[START Records to use]
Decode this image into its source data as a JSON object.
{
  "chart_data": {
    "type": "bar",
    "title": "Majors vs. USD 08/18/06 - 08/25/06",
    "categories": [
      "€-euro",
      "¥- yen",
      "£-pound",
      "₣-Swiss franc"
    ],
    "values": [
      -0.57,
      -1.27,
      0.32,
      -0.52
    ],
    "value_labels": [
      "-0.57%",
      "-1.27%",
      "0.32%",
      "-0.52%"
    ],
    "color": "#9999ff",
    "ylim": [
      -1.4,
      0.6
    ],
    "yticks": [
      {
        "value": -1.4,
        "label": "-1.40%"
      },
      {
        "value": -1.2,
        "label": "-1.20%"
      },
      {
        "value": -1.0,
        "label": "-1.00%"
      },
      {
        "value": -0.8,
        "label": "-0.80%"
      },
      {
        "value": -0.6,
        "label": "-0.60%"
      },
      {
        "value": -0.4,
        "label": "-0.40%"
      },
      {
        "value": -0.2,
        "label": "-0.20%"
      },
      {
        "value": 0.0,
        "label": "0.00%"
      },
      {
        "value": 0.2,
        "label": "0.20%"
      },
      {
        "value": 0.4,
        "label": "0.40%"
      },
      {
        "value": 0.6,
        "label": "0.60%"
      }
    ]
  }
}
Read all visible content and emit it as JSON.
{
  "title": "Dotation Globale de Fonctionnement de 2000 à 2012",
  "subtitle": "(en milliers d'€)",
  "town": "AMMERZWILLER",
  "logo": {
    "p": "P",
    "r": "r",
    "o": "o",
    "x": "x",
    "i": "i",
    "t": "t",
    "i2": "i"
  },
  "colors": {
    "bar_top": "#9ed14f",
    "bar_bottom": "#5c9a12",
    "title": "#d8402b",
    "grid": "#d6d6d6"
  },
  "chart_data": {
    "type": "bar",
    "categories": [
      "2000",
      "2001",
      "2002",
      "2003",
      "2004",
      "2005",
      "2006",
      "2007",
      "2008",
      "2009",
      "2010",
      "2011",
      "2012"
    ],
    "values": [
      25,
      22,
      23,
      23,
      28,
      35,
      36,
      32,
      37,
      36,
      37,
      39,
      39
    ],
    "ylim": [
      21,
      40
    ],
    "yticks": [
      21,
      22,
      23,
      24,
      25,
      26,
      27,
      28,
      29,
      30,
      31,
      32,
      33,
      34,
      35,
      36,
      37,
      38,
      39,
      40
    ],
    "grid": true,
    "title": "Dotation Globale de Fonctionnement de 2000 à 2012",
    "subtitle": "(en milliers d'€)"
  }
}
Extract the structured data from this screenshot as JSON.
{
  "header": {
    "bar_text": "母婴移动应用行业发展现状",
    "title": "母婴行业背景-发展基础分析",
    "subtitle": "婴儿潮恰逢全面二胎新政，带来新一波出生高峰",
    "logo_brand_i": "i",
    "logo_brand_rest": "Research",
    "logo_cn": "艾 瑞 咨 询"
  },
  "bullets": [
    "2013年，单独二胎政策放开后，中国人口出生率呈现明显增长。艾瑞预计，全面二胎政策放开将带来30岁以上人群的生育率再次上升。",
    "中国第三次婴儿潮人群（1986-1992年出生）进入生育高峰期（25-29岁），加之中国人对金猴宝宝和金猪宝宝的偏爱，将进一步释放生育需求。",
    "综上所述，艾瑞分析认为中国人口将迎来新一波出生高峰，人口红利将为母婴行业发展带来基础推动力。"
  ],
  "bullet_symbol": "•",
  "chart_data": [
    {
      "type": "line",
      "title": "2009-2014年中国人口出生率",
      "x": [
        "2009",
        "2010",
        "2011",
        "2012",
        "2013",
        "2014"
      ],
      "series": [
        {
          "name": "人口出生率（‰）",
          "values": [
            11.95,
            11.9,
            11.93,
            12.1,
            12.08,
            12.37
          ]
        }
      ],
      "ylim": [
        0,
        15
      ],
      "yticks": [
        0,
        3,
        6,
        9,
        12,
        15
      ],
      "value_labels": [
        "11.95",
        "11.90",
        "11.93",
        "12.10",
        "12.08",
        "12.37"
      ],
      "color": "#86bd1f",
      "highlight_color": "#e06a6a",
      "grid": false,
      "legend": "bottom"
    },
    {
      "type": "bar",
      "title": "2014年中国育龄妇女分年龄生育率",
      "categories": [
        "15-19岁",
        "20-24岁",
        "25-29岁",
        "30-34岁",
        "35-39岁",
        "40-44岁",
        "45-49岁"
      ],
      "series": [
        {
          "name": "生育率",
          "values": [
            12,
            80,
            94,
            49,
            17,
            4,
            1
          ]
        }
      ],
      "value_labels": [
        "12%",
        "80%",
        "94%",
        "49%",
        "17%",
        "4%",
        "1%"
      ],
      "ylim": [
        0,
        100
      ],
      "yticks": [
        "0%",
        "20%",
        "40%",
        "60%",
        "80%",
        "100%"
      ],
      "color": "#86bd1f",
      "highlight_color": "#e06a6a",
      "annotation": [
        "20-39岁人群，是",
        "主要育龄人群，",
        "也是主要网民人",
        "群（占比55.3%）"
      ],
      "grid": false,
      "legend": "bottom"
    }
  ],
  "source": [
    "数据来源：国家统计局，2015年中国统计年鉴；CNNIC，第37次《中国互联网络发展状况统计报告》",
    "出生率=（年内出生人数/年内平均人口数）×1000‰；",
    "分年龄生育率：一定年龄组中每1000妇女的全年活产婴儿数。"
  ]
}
[END Records to use]
• What is expected:
All of the material must be reproduced exactly.

• Response:
Decode this image into its source data as a JSON object.
{
  "chart_data": {
    "type": "bar",
    "title": "Majors vs. USD 08/18/06 - 08/25/06",
    "categories": [
      "€-euro",
      "¥- yen",
      "£-pound",
      "₣-Swiss franc"
    ],
    "values": [
      -0.57,
      -1.27,
      0.32,
      -0.52
    ],
    "value_labels": [
      "-0.57%",
      "-1.27%",
      "0.32%",
      "-0.52%"
    ],
    "color": "#9999ff",
    "ylim": [
      -1.4,
      0.6
    ],
    "yticks": [
      {
        "value": -1.4,
        "label": "-1.40%"
      },
      {
        "value": -1.2,
        "label": "-1.20%"
      },
      {
        "value": -1.0,
        "label": "-1.00%"
      },
      {
        "value": -0.8,
        "label": "-0.80%"
      },
      {
        "value": -0.6,
        "label": "-0.60%"
      },
      {
        "value": -0.4,
        "label": "-0.40%"
      },
      {
        "value": -0.2,
        "label": "-0.20%"
      },
      {
        "value": 0.0,
        "label": "0.00%"
      },
      {
        "value": 0.2,
        "label": "0.20%"
      },
      {
        "value": 0.4,
        "label": "0.40%"
      },
      {
        "value": 0.6,
        "label": "0.60%"
      }
    ]
  }
}
Read all visible content and emit it as JSON.
{
  "title": "Dotation Globale de Fonctionnement de 2000 à 2012",
  "subtitle": "(en milliers d'€)",
  "town": "AMMERZWILLER",
  "logo": {
    "p": "P",
    "r": "r",
    "o": "o",
    "x": "x",
    "i": "i",
    "t": "t",
    "i2": "i"
  },
  "colors": {
    "bar_top": "#9ed14f",
    "bar_bottom": "#5c9a12",
    "title": "#d8402b",
    "grid": "#d6d6d6"
  },
  "chart_data": {
    "type": "bar",
    "categories": [
      "2000",
      "2001",
      "2002",
      "2003",
      "2004",
      "2005",
      "2006",
      "2007",
      "2008",
      "2009",
      "2010",
      "2011",
      "2012"
    ],
    "values": [
      25,
      22,
      23,
      23,
      28,
      35,
      36,
      32,
      37,
      36,
      37,
      39,
      39
    ],
    "ylim": [
      21,
      40
    ],
    "yticks": [
      21,
      22,
      23,
      24,
      25,
      26,
      27,
      28,
      29,
      30,
      31,
      32,
      33,
      34,
      35,
      36,
      37,
      38,
      39,
      40
    ],
    "grid": true,
    "title": "Dotation Globale de Fonctionnement de 2000 à 2012",
    "subtitle": "(en milliers d'€)"
  }
}
Extract the structured data from this screenshot as JSON.
{
  "header": {
    "bar_text": "母婴移动应用行业发展现状",
    "title": "母婴行业背景-发展基础分析",
    "subtitle": "婴儿潮恰逢全面二胎新政，带来新一波出生高峰",
    "logo_brand_i": "i",
    "logo_brand_rest": "Research",
    "logo_cn": "艾 瑞 咨 询"
  },
  "bullets": [
    "2013年，单独二胎政策放开后，中国人口出生率呈现明显增长。艾瑞预计，全面二胎政策放开将带来30岁以上人群的生育率再次上升。",
    "中国第三次婴儿潮人群（1986-1992年出生）进入生育高峰期（25-29岁），加之中国人对金猴宝宝和金猪宝宝的偏爱，将进一步释放生育需求。",
    "综上所述，艾瑞分析认为中国人口将迎来新一波出生高峰，人口红利将为母婴行业发展带来基础推动力。"
  ],
  "bullet_symbol": "•",
  "chart_data": [
    {
      "type": "line",
      "title": "2009-2014年中国人口出生率",
      "x": [
        "2009",
        "2010",
        "2011",
        "2012",
        "2013",
        "2014"
      ],
      "series": [
        {
          "name": "人口出生率（‰）",
          "values": [
            11.95,
            11.9,
            11.93,
            12.1,
            12.08,
            12.37
          ]
        }
      ],
      "ylim": [
        0,
        15
      ],
      "yticks": [
        0,
        3,
        6,
        9,
        12,
        15
      ],
      "value_labels": [
        "11.95",
        "11.90",
        "11.93",
        "12.10",
        "12.08",
        "12.37"
      ],
      "color": "#86bd1f",
      "highlight_color": "#e06a6a",
      "grid": false,
      "legend": "bottom"
    },
    {
      "type": "bar",
      "title": "2014年中国育龄妇女分年龄生育率",
      "categories": [
        "15-19岁",
        "20-24岁",
        "25-29岁",
        "30-34岁",
        "35-39岁",
        "40-44岁",
        "45-49岁"
      ],
      "series": [
        {
          "name": "生育率",
          "values": [
            12,
            80,
            94,
            49,
            17,
            4,
            1
          ]
        }
      ],
      "value_labels": [
        "12%",
        "80%",
        "94%",
        "49%",
        "17%",
        "4%",
        "1%"
      ],
      "ylim": [
        0,
        100
      ],
      "yticks": [
        "0%",
        "20%",
        "40%",
        "60%",
        "80%",
        "100%"
      ],
      "color": "#86bd1f",
      "highlight_color": "#e06a6a",
      "annotation": [
        "20-39岁人群，是",
        "主要育龄人群，",
        "也是主要网民人",
        "群（占比55.3%）"
      ],
      "grid": false,
      "legend": "bottom"
    }
  ],
  "source": [
    "数据来源：国家统计局，2015年中国统计年鉴；CNNIC，第37次《中国互联网络发展状况统计报告》",
    "出生率=（年内出生人数/年内平均人口数）×1000‰；",
    "分年龄生育率：一定年龄组中每1000妇女的全年活产婴儿数。"
  ]
}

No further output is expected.